A faithful copy of all the data is required; pictures should not be included.
***
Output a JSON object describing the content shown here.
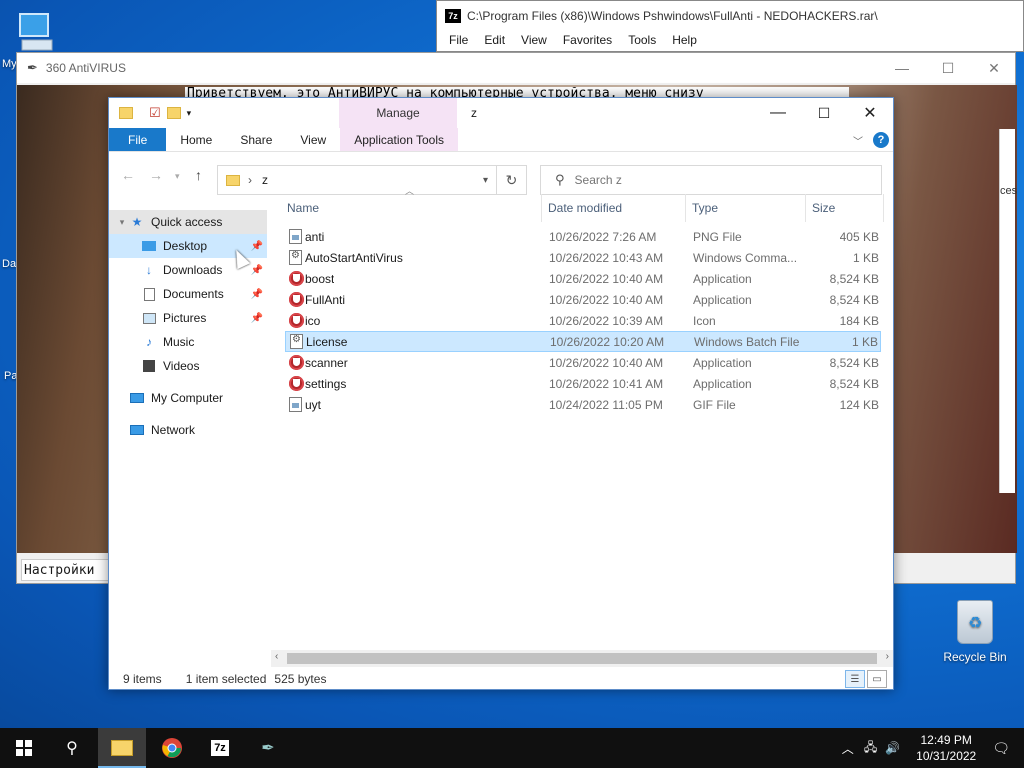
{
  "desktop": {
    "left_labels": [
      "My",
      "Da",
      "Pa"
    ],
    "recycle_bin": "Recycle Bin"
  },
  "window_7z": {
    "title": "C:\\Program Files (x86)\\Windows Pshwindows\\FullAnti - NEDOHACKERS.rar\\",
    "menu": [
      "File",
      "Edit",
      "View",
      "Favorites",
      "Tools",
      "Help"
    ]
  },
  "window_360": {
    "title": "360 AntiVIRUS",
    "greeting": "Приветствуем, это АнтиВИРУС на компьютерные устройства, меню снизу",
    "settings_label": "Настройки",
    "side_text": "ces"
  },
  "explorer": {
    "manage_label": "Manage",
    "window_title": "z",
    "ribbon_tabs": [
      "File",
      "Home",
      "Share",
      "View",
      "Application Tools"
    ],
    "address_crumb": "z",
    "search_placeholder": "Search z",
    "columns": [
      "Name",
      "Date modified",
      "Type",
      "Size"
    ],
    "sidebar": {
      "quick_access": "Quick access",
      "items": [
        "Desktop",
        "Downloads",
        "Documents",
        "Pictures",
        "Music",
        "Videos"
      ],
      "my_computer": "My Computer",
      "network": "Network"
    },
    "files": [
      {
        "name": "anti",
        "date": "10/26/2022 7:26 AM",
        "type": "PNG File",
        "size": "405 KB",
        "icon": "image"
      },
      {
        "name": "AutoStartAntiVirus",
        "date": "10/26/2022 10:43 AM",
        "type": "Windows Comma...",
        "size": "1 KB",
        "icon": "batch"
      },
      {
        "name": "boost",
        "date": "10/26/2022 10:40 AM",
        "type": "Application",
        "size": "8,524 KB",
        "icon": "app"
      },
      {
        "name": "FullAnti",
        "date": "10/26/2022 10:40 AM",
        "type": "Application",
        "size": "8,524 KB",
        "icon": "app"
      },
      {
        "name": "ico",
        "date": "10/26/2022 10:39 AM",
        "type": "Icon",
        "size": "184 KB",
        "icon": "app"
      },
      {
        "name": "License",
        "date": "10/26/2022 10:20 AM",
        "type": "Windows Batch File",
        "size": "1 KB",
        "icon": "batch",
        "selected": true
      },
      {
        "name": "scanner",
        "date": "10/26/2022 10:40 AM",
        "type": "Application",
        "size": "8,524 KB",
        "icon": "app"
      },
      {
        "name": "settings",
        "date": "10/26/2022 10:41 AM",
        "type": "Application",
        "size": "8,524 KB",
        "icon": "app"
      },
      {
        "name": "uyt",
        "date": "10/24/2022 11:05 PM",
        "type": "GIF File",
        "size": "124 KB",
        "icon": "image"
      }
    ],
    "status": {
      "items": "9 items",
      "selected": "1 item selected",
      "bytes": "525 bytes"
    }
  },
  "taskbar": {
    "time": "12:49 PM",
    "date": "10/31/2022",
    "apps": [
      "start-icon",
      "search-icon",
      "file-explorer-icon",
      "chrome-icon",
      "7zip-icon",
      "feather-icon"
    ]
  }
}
***
Answer for this exercise:
Output a JSON object describing the content shown here.
{
  "desktop": {
    "left_labels": [
      "My",
      "Da",
      "Pa"
    ],
    "recycle_bin": "Recycle Bin"
  },
  "window_7z": {
    "title": "C:\\Program Files (x86)\\Windows Pshwindows\\FullAnti - NEDOHACKERS.rar\\",
    "menu": [
      "File",
      "Edit",
      "View",
      "Favorites",
      "Tools",
      "Help"
    ]
  },
  "window_360": {
    "title": "360 AntiVIRUS",
    "greeting": "Приветствуем, это АнтиВИРУС на компьютерные устройства, меню снизу",
    "settings_label": "Настройки",
    "side_text": "ces"
  },
  "explorer": {
    "manage_label": "Manage",
    "window_title": "z",
    "ribbon_tabs": [
      "File",
      "Home",
      "Share",
      "View",
      "Application Tools"
    ],
    "address_crumb": "z",
    "search_placeholder": "Search z",
    "columns": [
      "Name",
      "Date modified",
      "Type",
      "Size"
    ],
    "sidebar": {
      "quick_access": "Quick access",
      "items": [
        "Desktop",
        "Downloads",
        "Documents",
        "Pictures",
        "Music",
        "Videos"
      ],
      "my_computer": "My Computer",
      "network": "Network"
    },
    "files": [
      {
        "name": "anti",
        "date": "10/26/2022 7:26 AM",
        "type": "PNG File",
        "size": "405 KB",
        "icon": "image"
      },
      {
        "name": "AutoStartAntiVirus",
        "date": "10/26/2022 10:43 AM",
        "type": "Windows Comma...",
        "size": "1 KB",
        "icon": "batch"
      },
      {
        "name": "boost",
        "date": "10/26/2022 10:40 AM",
        "type": "Application",
        "size": "8,524 KB",
        "icon": "app"
      },
      {
        "name": "FullAnti",
        "date": "10/26/2022 10:40 AM",
        "type": "Application",
        "size": "8,524 KB",
        "icon": "app"
      },
      {
        "name": "ico",
        "date": "10/26/2022 10:39 AM",
        "type": "Icon",
        "size": "184 KB",
        "icon": "app"
      },
      {
        "name": "License",
        "date": "10/26/2022 10:20 AM",
        "type": "Windows Batch File",
        "size": "1 KB",
        "icon": "batch",
        "selected": true
      },
      {
        "name": "scanner",
        "date": "10/26/2022 10:40 AM",
        "type": "Application",
        "size": "8,524 KB",
        "icon": "app"
      },
      {
        "name": "settings",
        "date": "10/26/2022 10:41 AM",
        "type": "Application",
        "size": "8,524 KB",
        "icon": "app"
      },
      {
        "name": "uyt",
        "date": "10/24/2022 11:05 PM",
        "type": "GIF File",
        "size": "124 KB",
        "icon": "image"
      }
    ],
    "status": {
      "items": "9 items",
      "selected": "1 item selected",
      "bytes": "525 bytes"
    }
  },
  "taskbar": {
    "time": "12:49 PM",
    "date": "10/31/2022",
    "apps": [
      "start-icon",
      "search-icon",
      "file-explorer-icon",
      "chrome-icon",
      "7zip-icon",
      "feather-icon"
    ]
  }
}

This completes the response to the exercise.